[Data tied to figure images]
-*-

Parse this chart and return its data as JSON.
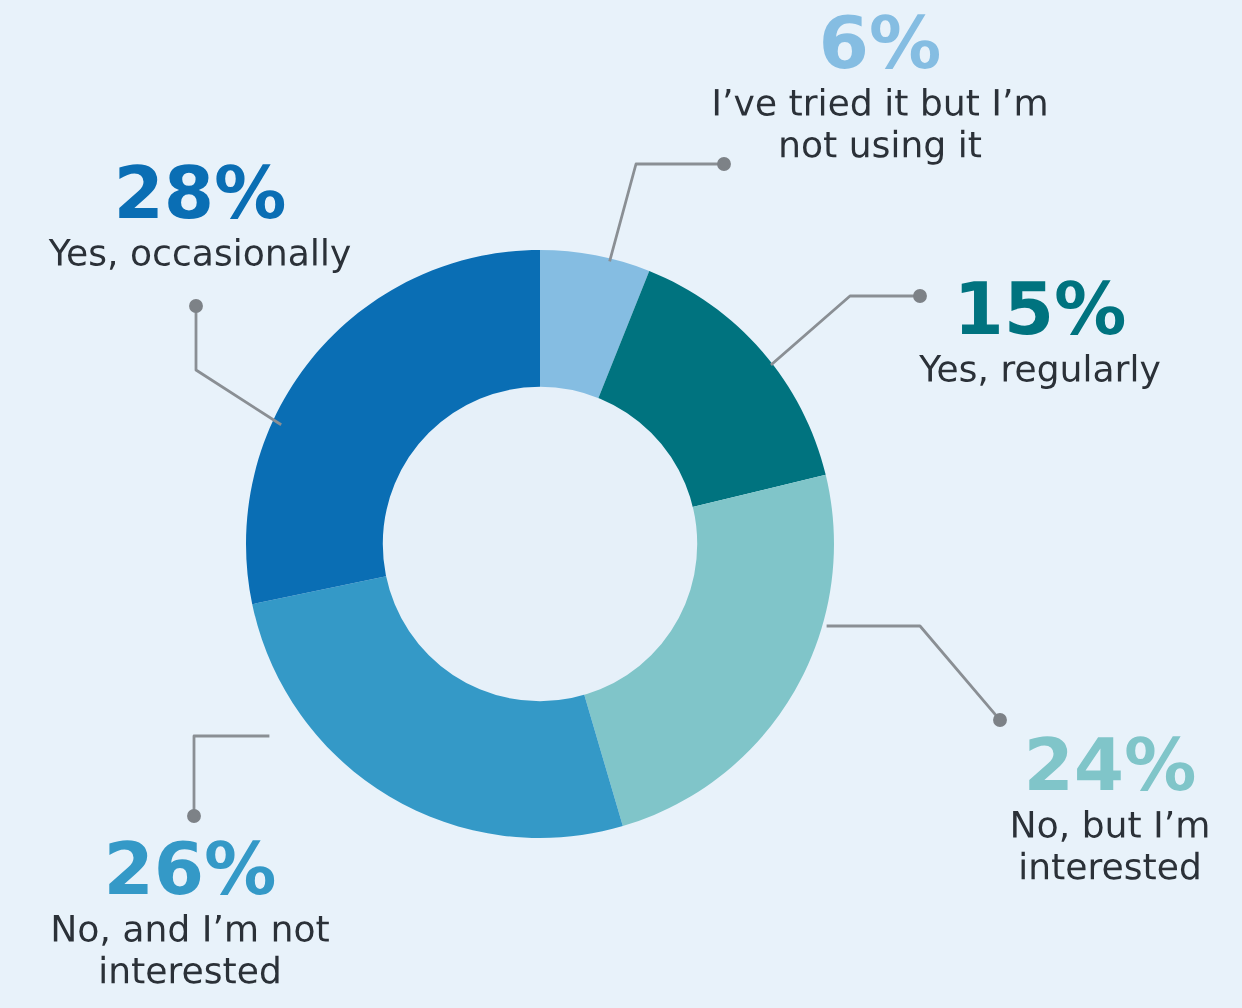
{
  "chart_data": {
    "type": "donut",
    "categories": [
      "I’ve tried it but I’m not using it",
      "Yes, regularly",
      "No, but I’m interested",
      "No, and I’m not interested",
      "Yes, occasionally"
    ],
    "values": [
      6,
      15,
      24,
      26,
      28
    ],
    "value_labels": [
      "6%",
      "15%",
      "24%",
      "26%",
      "28%"
    ],
    "colors": [
      "#85bde2",
      "#00737f",
      "#80c5c9",
      "#3499c7",
      "#0a6eb4"
    ],
    "legend": false
  }
}
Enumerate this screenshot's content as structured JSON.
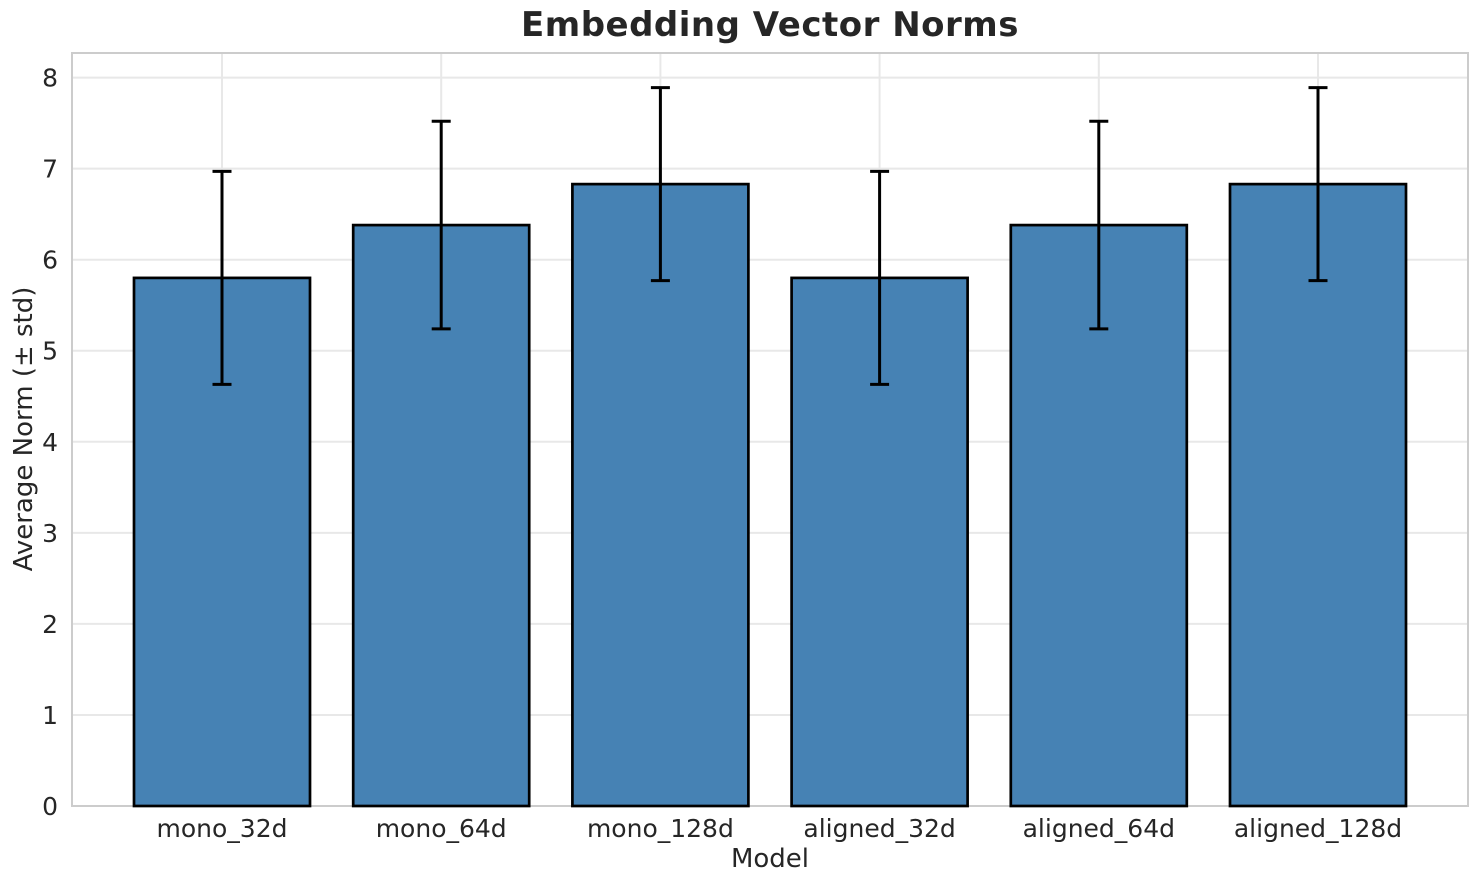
{
  "chart_data": {
    "type": "bar",
    "title": "Embedding Vector Norms",
    "xlabel": "Model",
    "ylabel": "Average Norm (± std)",
    "categories": [
      "mono_32d",
      "mono_64d",
      "mono_128d",
      "aligned_32d",
      "aligned_64d",
      "aligned_128d"
    ],
    "values": [
      5.8,
      6.38,
      6.83,
      5.8,
      6.38,
      6.83
    ],
    "errors": [
      1.17,
      1.14,
      1.06,
      1.17,
      1.14,
      1.06
    ],
    "yticks": [
      0,
      1,
      2,
      3,
      4,
      5,
      6,
      7,
      8
    ],
    "ylim": [
      0,
      8.27
    ],
    "grid": true,
    "legend_position": "none",
    "colors": {
      "bar_fill": "#4682b4",
      "bar_edge": "#000000",
      "error_bar": "#000000",
      "grid_line": "#e8e8e8",
      "spine": "#cccccc",
      "text": "#262626",
      "background": "#ffffff"
    }
  }
}
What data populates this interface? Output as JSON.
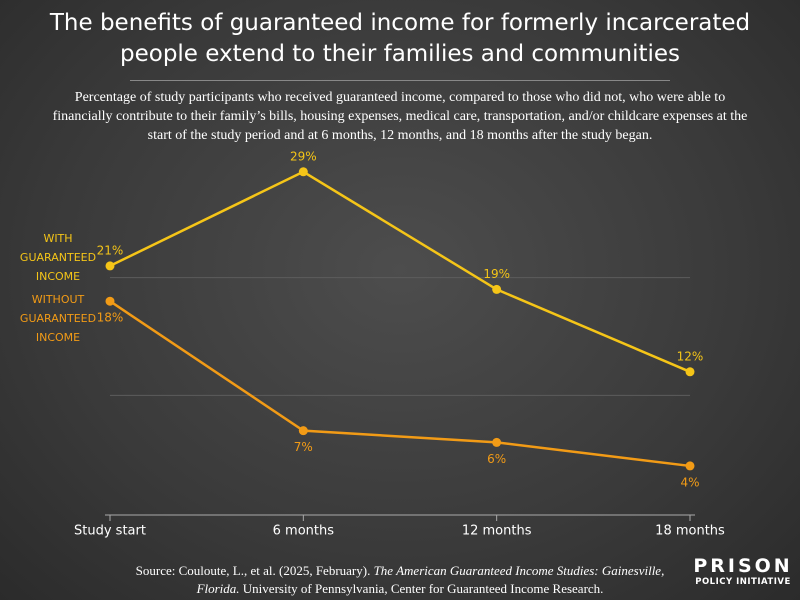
{
  "chart_data": {
    "type": "line",
    "title": "The benefits of guaranteed income for formerly incarcerated people extend to their families and communities",
    "subtitle": "Percentage of study participants who received guaranteed income, compared to those who did not, who were able to financially contribute to their family’s bills, housing expenses, medical care, transportation, and/or childcare expenses at the start of the study period and at 6 months, 12 months, and 18 months after the study began.",
    "categories": [
      "Study start",
      "6 months",
      "12 months",
      "18 months"
    ],
    "series": [
      {
        "name": "WITH GUARANTEED INCOME",
        "color": "#f5c518",
        "values": [
          21,
          29,
          19,
          12
        ],
        "value_labels": [
          "21%",
          "29%",
          "19%",
          "12%"
        ]
      },
      {
        "name": "WITHOUT GUARANTEED INCOME",
        "color": "#f29b16",
        "values": [
          18,
          7,
          6,
          4
        ],
        "value_labels": [
          "18%",
          "7%",
          "6%",
          "4%"
        ]
      }
    ],
    "ylim": [
      0,
      30
    ],
    "yticks": [
      10,
      20
    ],
    "grid": true,
    "source": {
      "before": "Source: Couloute, L., et al. (2025, February). ",
      "italic": "The American Guaranteed Income Studies: Gainesville, Florida.",
      "after": " University of Pennsylvania, Center for Guaranteed Income Research."
    },
    "logo": {
      "top": "PRISON",
      "bottom": "POLICY INITIATIVE"
    }
  }
}
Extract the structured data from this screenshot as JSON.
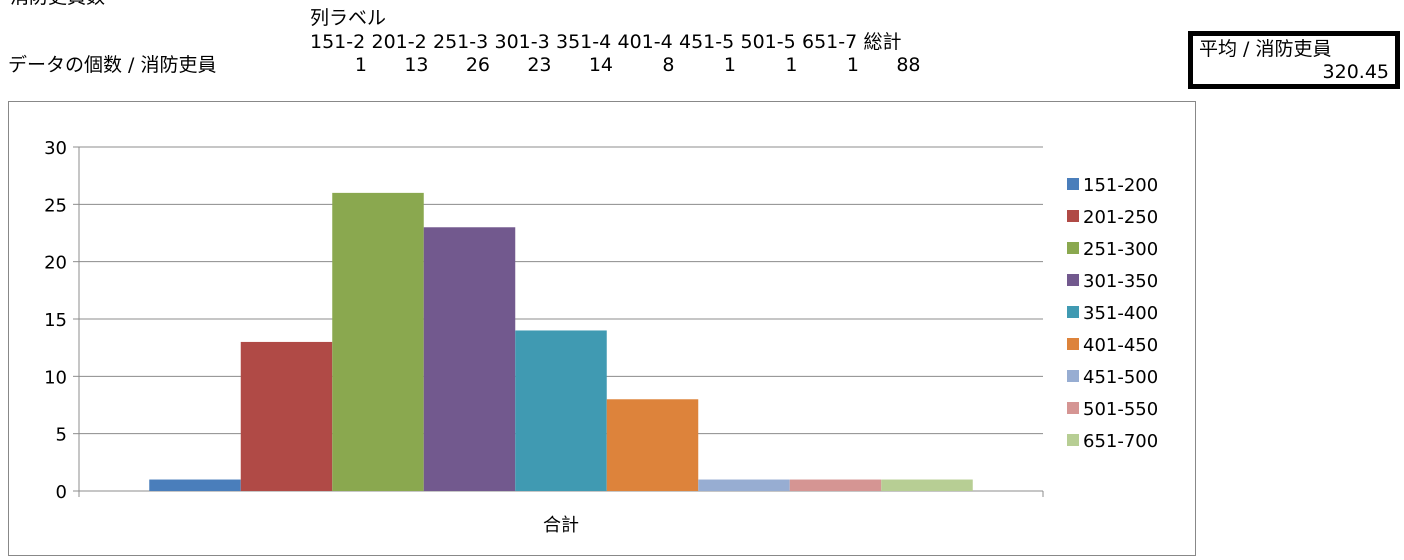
{
  "sheet": {
    "top_label": "消防吏員数",
    "column_labels_title": "列ラベル",
    "row_label": "データの個数 / 消防吏員",
    "column_headers": [
      "151-2",
      "201-2",
      "251-3",
      "301-3",
      "351-4",
      "401-4",
      "451-5",
      "501-5",
      "651-7",
      "総計"
    ],
    "counts": [
      "1",
      "13",
      "26",
      "23",
      "14",
      "8",
      "1",
      "1",
      "1",
      "88"
    ],
    "average_header": "平均 / 消防吏員",
    "average_value": "320.45"
  },
  "chart_data": {
    "type": "bar",
    "categories": [
      "合計"
    ],
    "series": [
      {
        "name": "151-200",
        "values": [
          1
        ],
        "color": "#4a7ebb"
      },
      {
        "name": "201-250",
        "values": [
          13
        ],
        "color": "#b04a46"
      },
      {
        "name": "251-300",
        "values": [
          26
        ],
        "color": "#8aa84f"
      },
      {
        "name": "301-350",
        "values": [
          23
        ],
        "color": "#72598e"
      },
      {
        "name": "351-400",
        "values": [
          14
        ],
        "color": "#409ab2"
      },
      {
        "name": "401-450",
        "values": [
          8
        ],
        "color": "#dd833b"
      },
      {
        "name": "451-500",
        "values": [
          1
        ],
        "color": "#97add2"
      },
      {
        "name": "501-550",
        "values": [
          1
        ],
        "color": "#d59593"
      },
      {
        "name": "651-700",
        "values": [
          1
        ],
        "color": "#b7ce94"
      }
    ],
    "xlabel": "",
    "ylabel": "",
    "ylim": [
      0,
      30
    ],
    "yticks": [
      0,
      5,
      10,
      15,
      20,
      25,
      30
    ],
    "grid": true,
    "legend": "right"
  }
}
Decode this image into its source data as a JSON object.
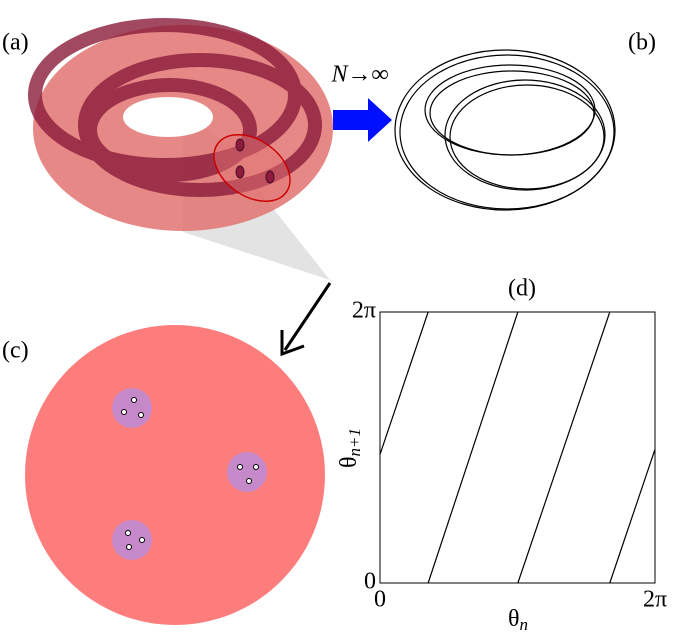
{
  "panel_labels": [
    "(a)",
    "(b)",
    "(c)"
  ],
  "annotation": "N→∞",
  "chart_data": {
    "type": "line",
    "title": "(d)",
    "x_label": {
      "symbol": "θ",
      "subscript": "n"
    },
    "y_label": {
      "symbol": "θ",
      "subscript": "n+1"
    },
    "xlim": [
      0,
      6.283
    ],
    "ylim": [
      0,
      6.283
    ],
    "xticks": [
      0,
      {
        "value": 6.283,
        "label": "2π"
      }
    ],
    "yticks": [
      0,
      {
        "value": 6.283,
        "label": "2π"
      }
    ],
    "x": [
      0,
      1.1,
      null,
      1.1,
      3.15,
      null,
      3.15,
      5.25,
      null,
      5.25,
      6.283
    ],
    "series": [
      {
        "color": "#000000",
        "values": [
          2.98,
          6.283,
          null,
          0,
          6.283,
          null,
          0,
          6.283,
          null,
          0,
          3.1
        ]
      }
    ]
  }
}
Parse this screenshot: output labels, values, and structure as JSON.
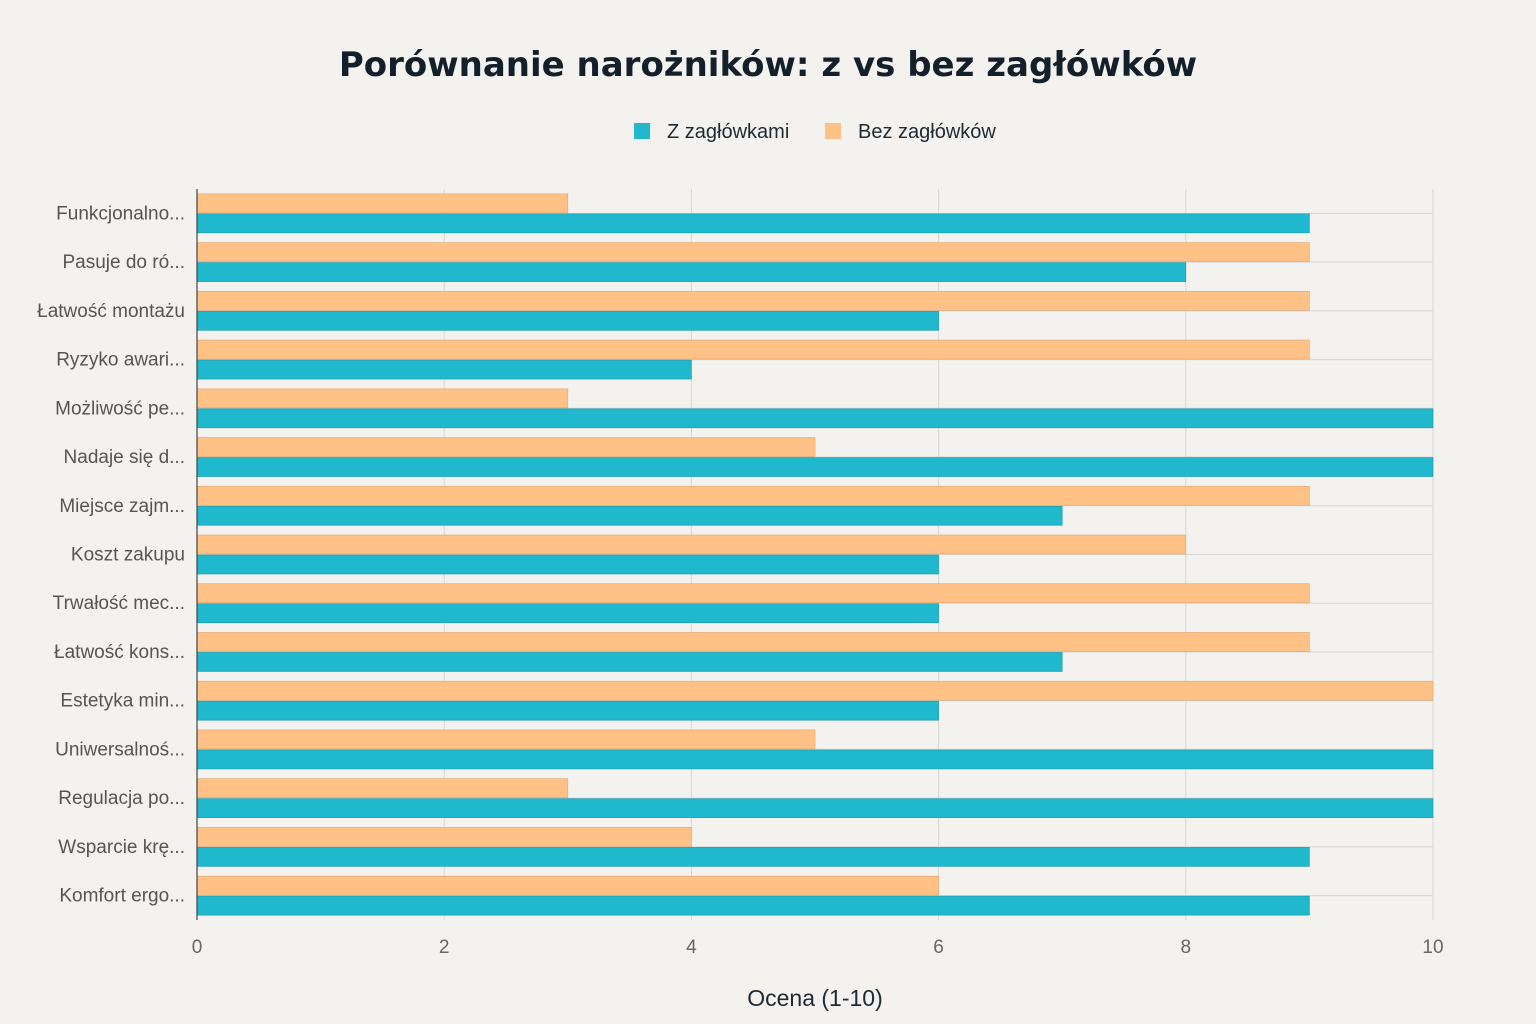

-*-

Task:
Copy each line exactly, and leave the pictures out of your copy.

Solved exercise:
Parse this chart and return its data as JSON.
{
  "chart_data": {
    "type": "donut",
    "categories": [
      "I’ve tried it but I’m not using it",
      "Yes, regularly",
      "No, but I’m interested",
      "No, and I’m not interested",
      "Yes, occasionally"
    ],
    "values": [
      6,
      15,
      24,
      26,
      28
    ],
    "value_labels": [
      "6%",
      "15%",
      "24%",
      "26%",
      "28%"
    ],
    "colors": [
      "#85bde2",
      "#00737f",
      "#80c5c9",
      "#3499c7",
      "#0a6eb4"
    ],
    "legend": false
  }
}
Enumerate this screenshot's content as structured JSON.
{
  "chart_data": {
    "type": "bar",
    "title": "Embedding Vector Norms",
    "xlabel": "Model",
    "ylabel": "Average Norm (± std)",
    "categories": [
      "mono_32d",
      "mono_64d",
      "mono_128d",
      "aligned_32d",
      "aligned_64d",
      "aligned_128d"
    ],
    "values": [
      5.8,
      6.38,
      6.83,
      5.8,
      6.38,
      6.83
    ],
    "errors": [
      1.17,
      1.14,
      1.06,
      1.17,
      1.14,
      1.06
    ],
    "yticks": [
      0,
      1,
      2,
      3,
      4,
      5,
      6,
      7,
      8
    ],
    "ylim": [
      0,
      8.27
    ],
    "grid": true,
    "legend_position": "none",
    "colors": {
      "bar_fill": "#4682b4",
      "bar_edge": "#000000",
      "error_bar": "#000000",
      "grid_line": "#e8e8e8",
      "spine": "#cccccc",
      "text": "#262626",
      "background": "#ffffff"
    }
  }
}
What data populates this interface? Output as JSON.
{
  "chart_data": {
    "type": "line",
    "title": "The benefits of guaranteed income for formerly incarcerated people extend to their families and communities",
    "subtitle": "Percentage of study participants who received guaranteed income, compared to those who did not, who were able to financially contribute to their family’s bills, housing expenses, medical care, transportation, and/or childcare expenses at the start of the study period and at 6 months, 12 months, and 18 months after the study began.",
    "categories": [
      "Study start",
      "6 months",
      "12 months",
      "18 months"
    ],
    "series": [
      {
        "name": "WITH GUARANTEED INCOME",
        "color": "#f5c518",
        "values": [
          21,
          29,
          19,
          12
        ],
        "value_labels": [
          "21%",
          "29%",
          "19%",
          "12%"
        ]
      },
      {
        "name": "WITHOUT GUARANTEED INCOME",
        "color": "#f29b16",
        "values": [
          18,
          7,
          6,
          4
        ],
        "value_labels": [
          "18%",
          "7%",
          "6%",
          "4%"
        ]
      }
    ],
    "ylim": [
      0,
      30
    ],
    "yticks": [
      10,
      20
    ],
    "grid": true,
    "source": {
      "before": "Source: Couloute, L., et al. (2025, February). ",
      "italic": "The American Guaranteed Income Studies: Gainesville, Florida.",
      "after": " University of Pennsylvania, Center for Guaranteed Income Research."
    },
    "logo": {
      "top": "PRISON",
      "bottom": "POLICY INITIATIVE"
    }
  }
}
Extract the structured data from this screenshot as JSON.
{
  "sheet": {
    "top_label": "消防吏員数",
    "column_labels_title": "列ラベル",
    "row_label": "データの個数 / 消防吏員",
    "column_headers": [
      "151-2",
      "201-2",
      "251-3",
      "301-3",
      "351-4",
      "401-4",
      "451-5",
      "501-5",
      "651-7",
      "総計"
    ],
    "counts": [
      "1",
      "13",
      "26",
      "23",
      "14",
      "8",
      "1",
      "1",
      "1",
      "88"
    ],
    "average_header": "平均 / 消防吏員",
    "average_value": "320.45"
  },
  "chart_data": {
    "type": "bar",
    "categories": [
      "合計"
    ],
    "series": [
      {
        "name": "151-200",
        "values": [
          1
        ],
        "color": "#4a7ebb"
      },
      {
        "name": "201-250",
        "values": [
          13
        ],
        "color": "#b04a46"
      },
      {
        "name": "251-300",
        "values": [
          26
        ],
        "color": "#8aa84f"
      },
      {
        "name": "301-350",
        "values": [
          23
        ],
        "color": "#72598e"
      },
      {
        "name": "351-400",
        "values": [
          14
        ],
        "color": "#409ab2"
      },
      {
        "name": "401-450",
        "values": [
          8
        ],
        "color": "#dd833b"
      },
      {
        "name": "451-500",
        "values": [
          1
        ],
        "color": "#97add2"
      },
      {
        "name": "501-550",
        "values": [
          1
        ],
        "color": "#d59593"
      },
      {
        "name": "651-700",
        "values": [
          1
        ],
        "color": "#b7ce94"
      }
    ],
    "xlabel": "",
    "ylabel": "",
    "ylim": [
      0,
      30
    ],
    "yticks": [
      0,
      5,
      10,
      15,
      20,
      25,
      30
    ],
    "grid": true,
    "legend": "right"
  }
}
Decode this image into its source data as a JSON object.
{
  "panel_labels": [
    "(a)",
    "(b)",
    "(c)"
  ],
  "annotation": "N→∞",
  "chart_data": {
    "type": "line",
    "title": "(d)",
    "x_label": {
      "symbol": "θ",
      "subscript": "n"
    },
    "y_label": {
      "symbol": "θ",
      "subscript": "n+1"
    },
    "xlim": [
      0,
      6.283
    ],
    "ylim": [
      0,
      6.283
    ],
    "xticks": [
      0,
      {
        "value": 6.283,
        "label": "2π"
      }
    ],
    "yticks": [
      0,
      {
        "value": 6.283,
        "label": "2π"
      }
    ],
    "x": [
      0,
      1.1,
      null,
      1.1,
      3.15,
      null,
      3.15,
      5.25,
      null,
      5.25,
      6.283
    ],
    "series": [
      {
        "color": "#000000",
        "values": [
          2.98,
          6.283,
          null,
          0,
          6.283,
          null,
          0,
          6.283,
          null,
          0,
          3.1
        ]
      }
    ]
  }
}
Parse this screenshot: output labels, values, and structure as JSON.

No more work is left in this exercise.